◆ Directive 1:
Please write out the records from the line holding "Localize each UI" through the line holding "colorbar-swatch (1384, 1425, 1427, 1526)", inclusive, and leave out the pictures.

# What's your goal?



## Simon (May 10, 2005)

There are established breeders and keepers on this forum and there is a lot of swap out and getting new herps etc... but what are you aiming for?

My plan is:

Breeding Royals (& getting a morph). I am pretty well set up for this now and just biding my time until my female is ready.
Moving towards keeping semi-aboreal snakes and eventually move onto getting a GTP. I hope to get a Rainbow Boa this weekend and move on up from there.
When space allows, a normal phase Burmese.
And if and when it seems right, a Green Iggy.

What's your plans?


----------



## NNY (Feb 2, 2006)

My plan is to breed frills and kingsnakes. And also keep a load of other interesting reps just as pets. Just build up the collection and learn more about the animals behaviours.


----------



## cornmorphs (Jan 28, 2005)

long term, to bred some quite rare corn morphs


----------



## gillsboy (Jun 8, 2005)

well i plan to breed corns nxt year or tha year after then i thinkin of breedin ksb's n beardies. and if i get tha qualifications nd job i want then i hope to work british reptiles


----------



## chocolatecolubrid (Apr 1, 2005)

◆ Available data:
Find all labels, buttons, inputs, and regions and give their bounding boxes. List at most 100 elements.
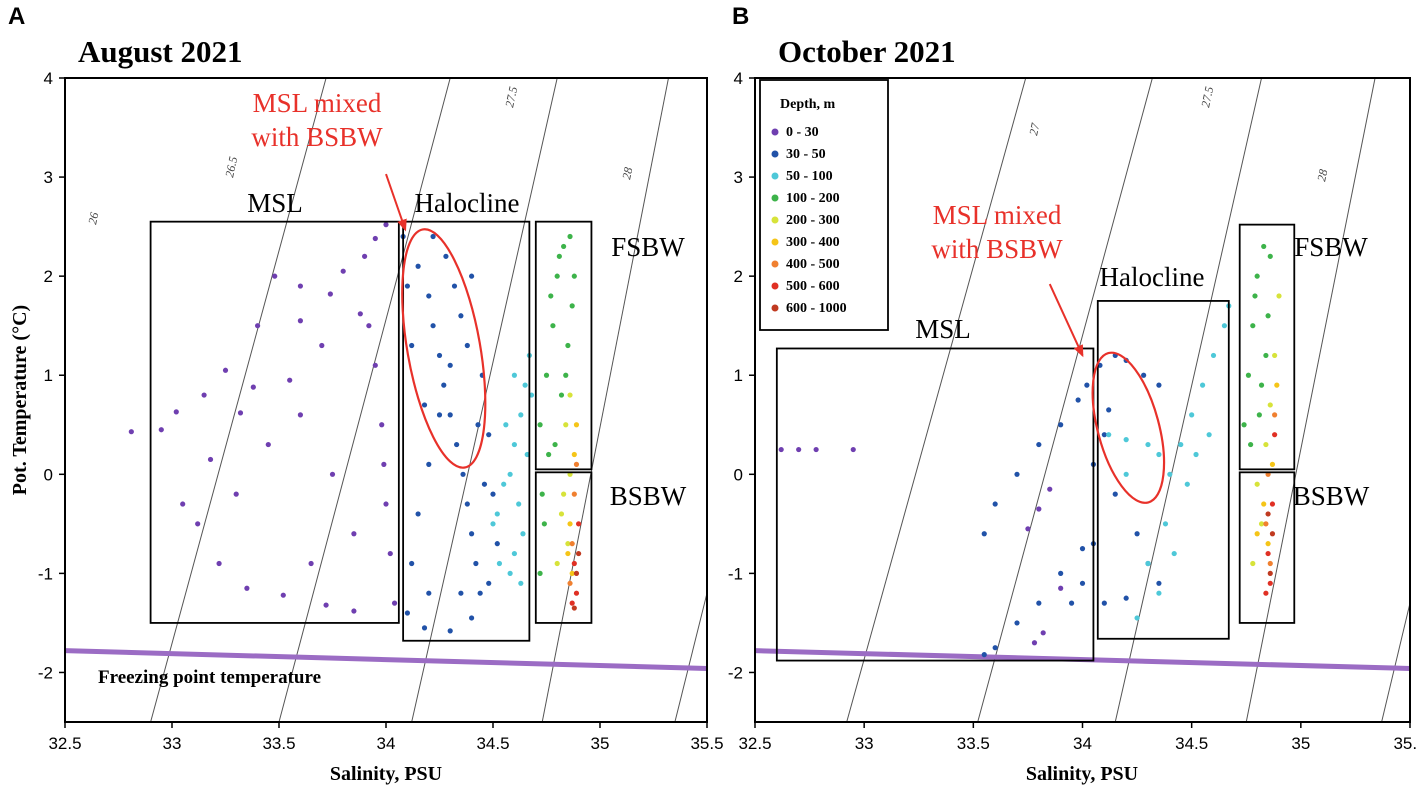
---
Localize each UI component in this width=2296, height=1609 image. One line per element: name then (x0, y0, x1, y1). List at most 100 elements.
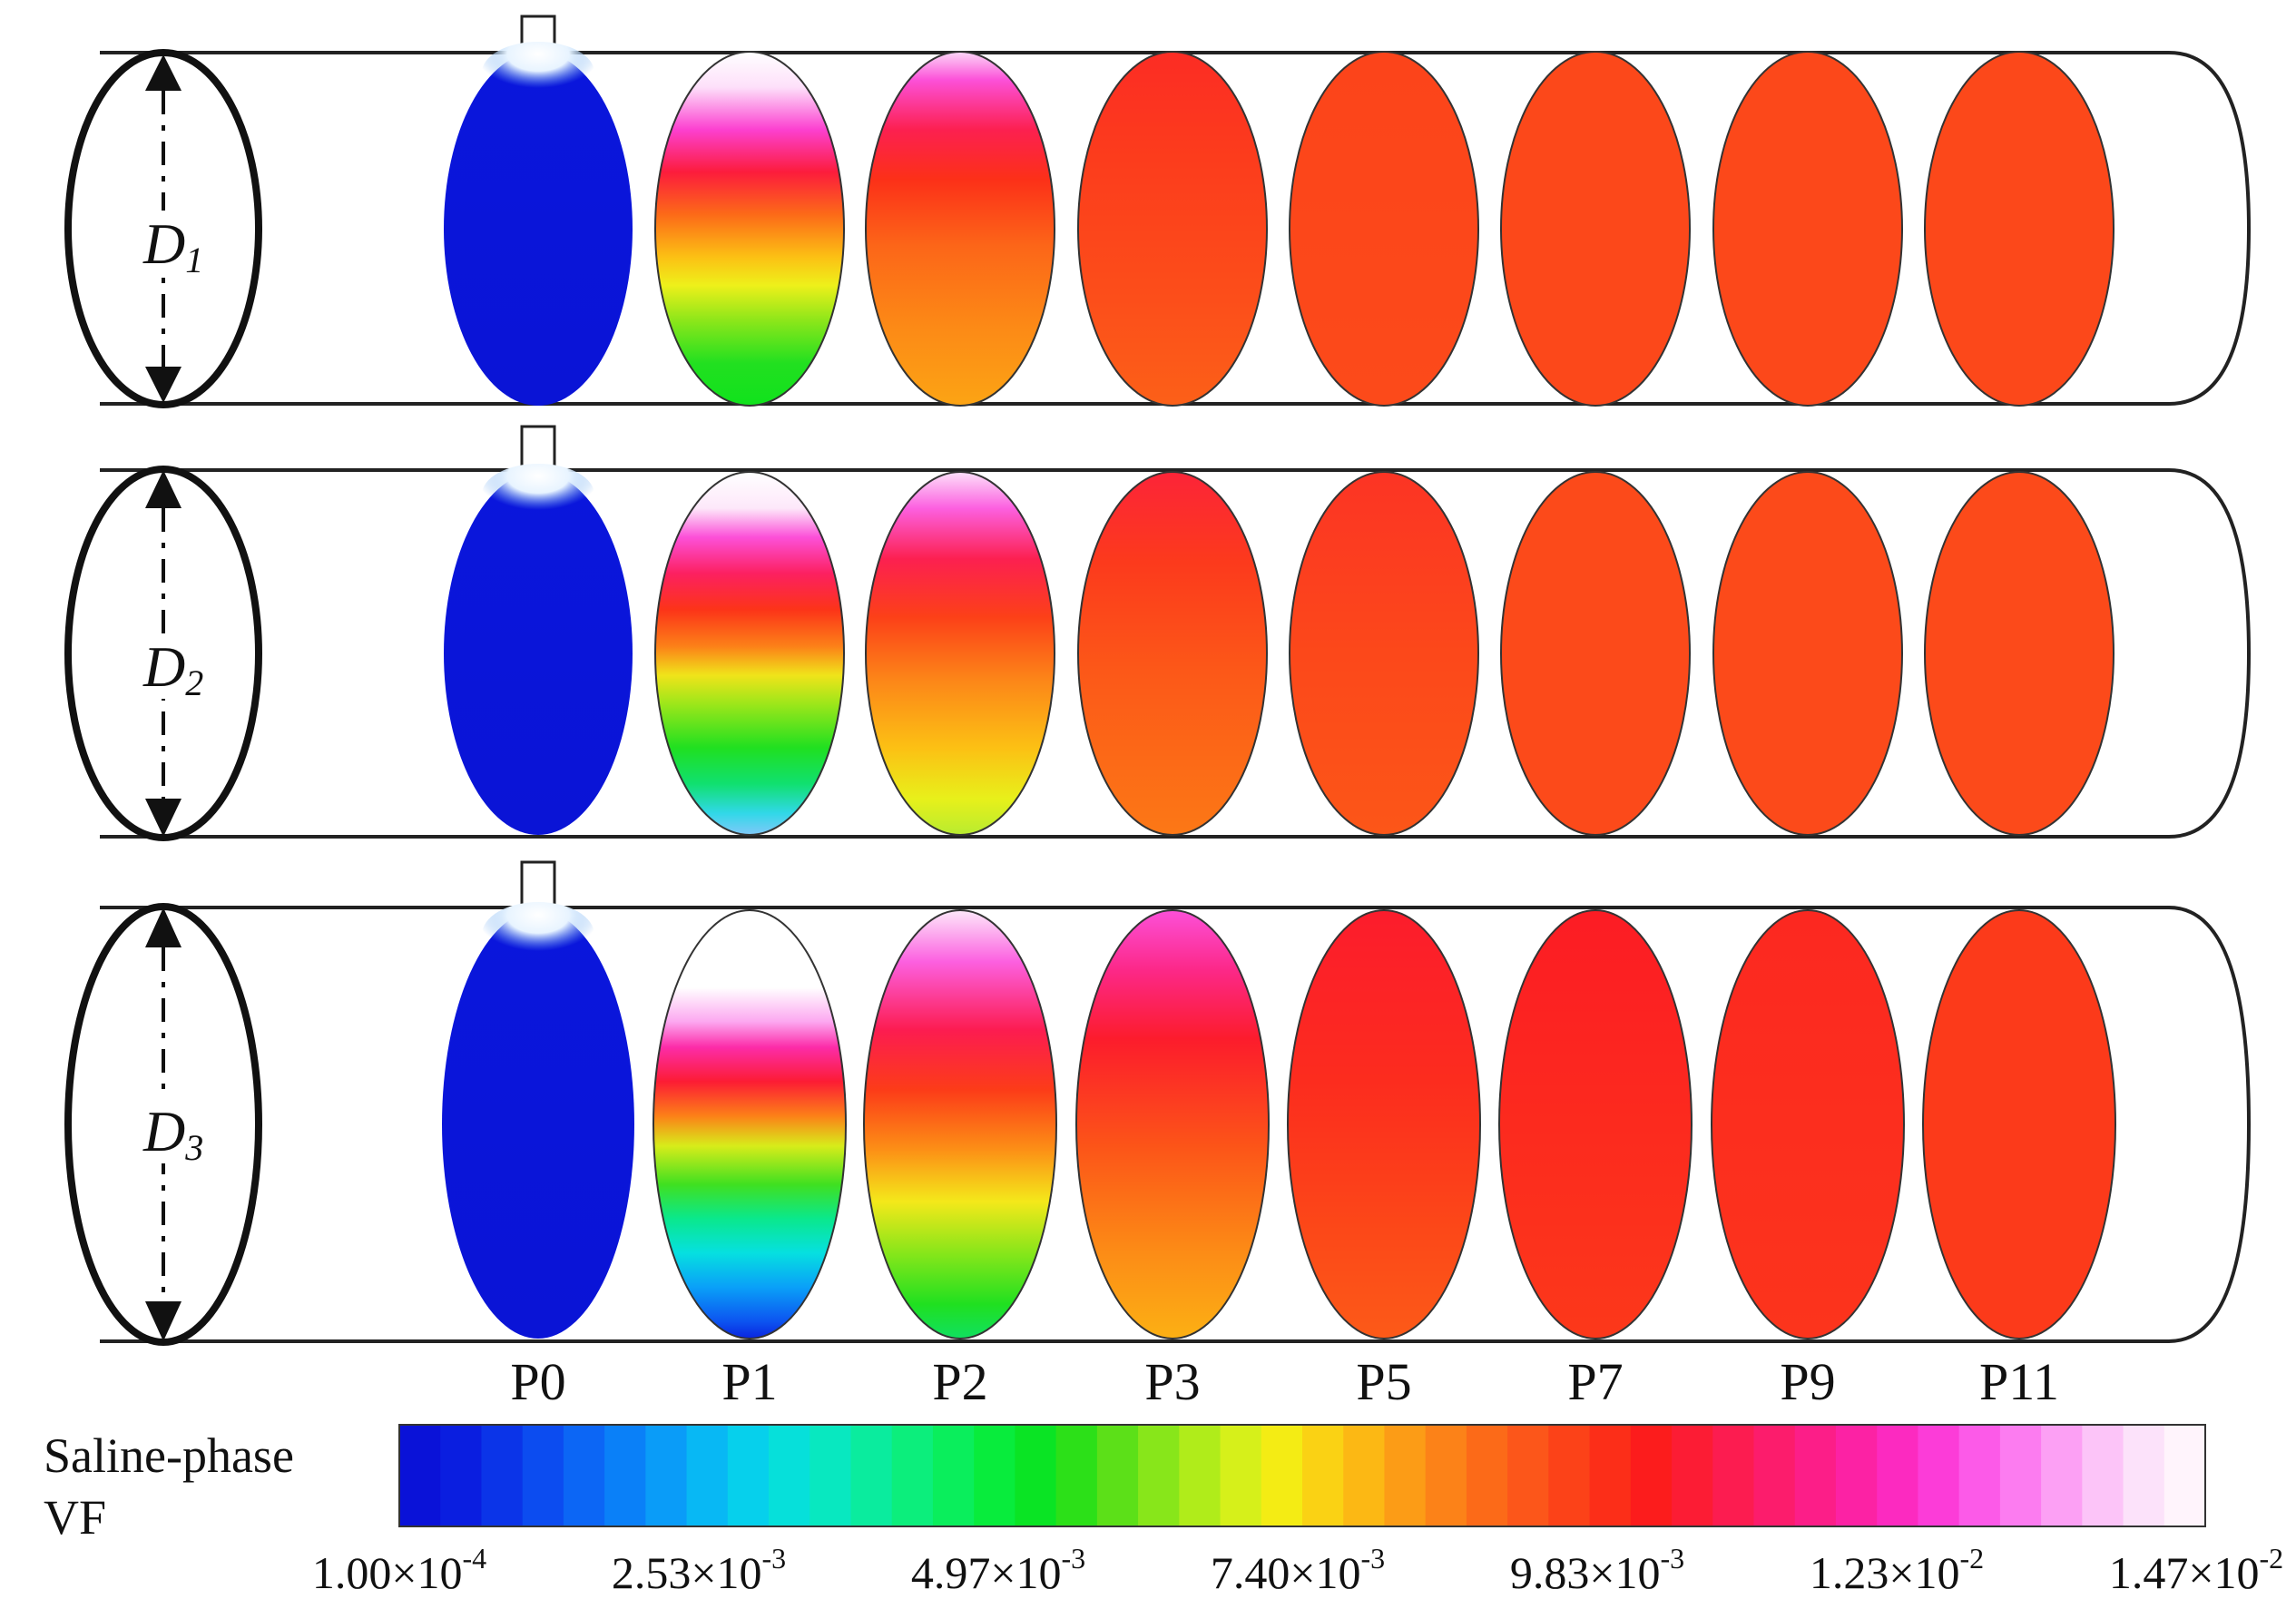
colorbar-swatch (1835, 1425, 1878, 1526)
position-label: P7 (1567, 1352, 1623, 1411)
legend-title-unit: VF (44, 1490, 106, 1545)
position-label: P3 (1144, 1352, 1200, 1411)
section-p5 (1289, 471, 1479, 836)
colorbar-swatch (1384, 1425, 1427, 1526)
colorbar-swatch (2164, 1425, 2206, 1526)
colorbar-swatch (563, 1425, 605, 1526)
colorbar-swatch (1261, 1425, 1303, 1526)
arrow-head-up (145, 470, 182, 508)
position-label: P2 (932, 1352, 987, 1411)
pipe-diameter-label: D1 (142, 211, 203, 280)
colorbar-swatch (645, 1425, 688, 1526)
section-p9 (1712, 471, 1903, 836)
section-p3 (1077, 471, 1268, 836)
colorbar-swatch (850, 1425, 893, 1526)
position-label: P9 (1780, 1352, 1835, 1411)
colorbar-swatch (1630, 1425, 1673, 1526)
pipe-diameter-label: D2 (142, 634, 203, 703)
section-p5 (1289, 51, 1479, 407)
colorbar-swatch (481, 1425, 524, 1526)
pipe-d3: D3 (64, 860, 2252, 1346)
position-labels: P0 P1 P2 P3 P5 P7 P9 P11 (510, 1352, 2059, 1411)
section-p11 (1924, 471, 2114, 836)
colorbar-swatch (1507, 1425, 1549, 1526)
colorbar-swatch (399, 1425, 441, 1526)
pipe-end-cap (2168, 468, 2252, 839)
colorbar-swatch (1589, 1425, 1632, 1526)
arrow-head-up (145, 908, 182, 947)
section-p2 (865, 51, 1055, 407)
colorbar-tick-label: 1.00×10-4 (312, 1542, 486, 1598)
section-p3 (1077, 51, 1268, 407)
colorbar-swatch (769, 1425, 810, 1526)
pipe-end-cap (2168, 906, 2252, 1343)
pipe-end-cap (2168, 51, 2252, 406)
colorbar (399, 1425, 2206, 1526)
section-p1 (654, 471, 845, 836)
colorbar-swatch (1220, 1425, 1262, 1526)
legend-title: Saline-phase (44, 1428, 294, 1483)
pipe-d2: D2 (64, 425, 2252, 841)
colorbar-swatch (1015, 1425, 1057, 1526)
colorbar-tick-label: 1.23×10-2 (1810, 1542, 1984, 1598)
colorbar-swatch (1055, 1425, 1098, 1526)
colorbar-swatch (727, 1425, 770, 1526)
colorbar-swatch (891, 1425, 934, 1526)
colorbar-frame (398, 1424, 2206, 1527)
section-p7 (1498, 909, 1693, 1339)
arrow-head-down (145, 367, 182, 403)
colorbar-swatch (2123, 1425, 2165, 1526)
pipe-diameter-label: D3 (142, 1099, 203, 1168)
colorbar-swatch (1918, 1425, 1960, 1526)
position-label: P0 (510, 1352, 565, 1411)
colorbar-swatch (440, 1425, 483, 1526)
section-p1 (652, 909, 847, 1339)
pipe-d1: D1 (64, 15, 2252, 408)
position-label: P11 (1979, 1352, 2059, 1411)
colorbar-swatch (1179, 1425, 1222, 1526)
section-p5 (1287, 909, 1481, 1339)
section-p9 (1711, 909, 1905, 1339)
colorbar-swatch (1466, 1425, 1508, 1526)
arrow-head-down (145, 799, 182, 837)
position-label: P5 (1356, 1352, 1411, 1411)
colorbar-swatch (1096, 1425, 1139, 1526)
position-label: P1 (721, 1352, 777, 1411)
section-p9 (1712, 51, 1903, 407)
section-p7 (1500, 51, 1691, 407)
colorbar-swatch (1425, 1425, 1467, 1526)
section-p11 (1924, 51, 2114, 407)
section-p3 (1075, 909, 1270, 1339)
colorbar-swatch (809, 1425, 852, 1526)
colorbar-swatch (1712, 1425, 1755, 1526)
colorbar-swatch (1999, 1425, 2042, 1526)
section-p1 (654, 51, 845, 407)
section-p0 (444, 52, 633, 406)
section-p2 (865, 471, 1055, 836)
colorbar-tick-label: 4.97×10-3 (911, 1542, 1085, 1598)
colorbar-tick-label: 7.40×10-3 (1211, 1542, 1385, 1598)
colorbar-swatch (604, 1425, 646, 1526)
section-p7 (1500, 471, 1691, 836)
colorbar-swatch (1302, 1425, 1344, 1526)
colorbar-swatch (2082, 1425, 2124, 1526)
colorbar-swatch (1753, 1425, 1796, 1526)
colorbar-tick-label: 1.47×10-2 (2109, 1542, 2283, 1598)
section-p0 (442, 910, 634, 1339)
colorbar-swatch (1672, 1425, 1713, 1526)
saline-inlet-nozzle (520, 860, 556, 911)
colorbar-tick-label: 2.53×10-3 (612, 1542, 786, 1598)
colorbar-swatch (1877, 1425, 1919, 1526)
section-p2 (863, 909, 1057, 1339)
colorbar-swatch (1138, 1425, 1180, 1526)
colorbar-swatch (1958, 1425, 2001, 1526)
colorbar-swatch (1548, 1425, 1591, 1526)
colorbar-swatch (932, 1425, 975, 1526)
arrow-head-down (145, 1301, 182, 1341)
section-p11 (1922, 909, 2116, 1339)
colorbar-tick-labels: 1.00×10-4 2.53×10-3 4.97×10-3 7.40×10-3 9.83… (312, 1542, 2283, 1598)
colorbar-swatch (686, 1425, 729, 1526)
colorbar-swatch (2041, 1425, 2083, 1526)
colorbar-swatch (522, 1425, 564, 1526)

◆ Directive 2:
Summarize the forum thread in two sentences.

◆ Finished answer 1:
Localize each UI component in this width=2296, height=1609 image. One line per element: name then (x0, y0, x1, y1). List at most 100 elements.
colorbar-swatch (1835, 1425, 1878, 1526)
position-label: P7 (1567, 1352, 1623, 1411)
legend-title-unit: VF (44, 1490, 106, 1545)
position-label: P3 (1144, 1352, 1200, 1411)
section-p5 (1289, 471, 1479, 836)
colorbar-swatch (1384, 1425, 1427, 1526)

◆ Finished answer 2:
Simon asks forum members what they are aiming for and gives his own plans: breeding Royals, moving toward semi-arboreal snakes and eventually a GTP, then a normal phase Burmese and possibly a Green Iggy. In the replies, NNY plans to breed frills and kingsnakes, cornmorphs hopes to breed rare corn morphs, and gillsboy plans to breed corns, then ksb's and beardies, and hopes to work with British reptiles.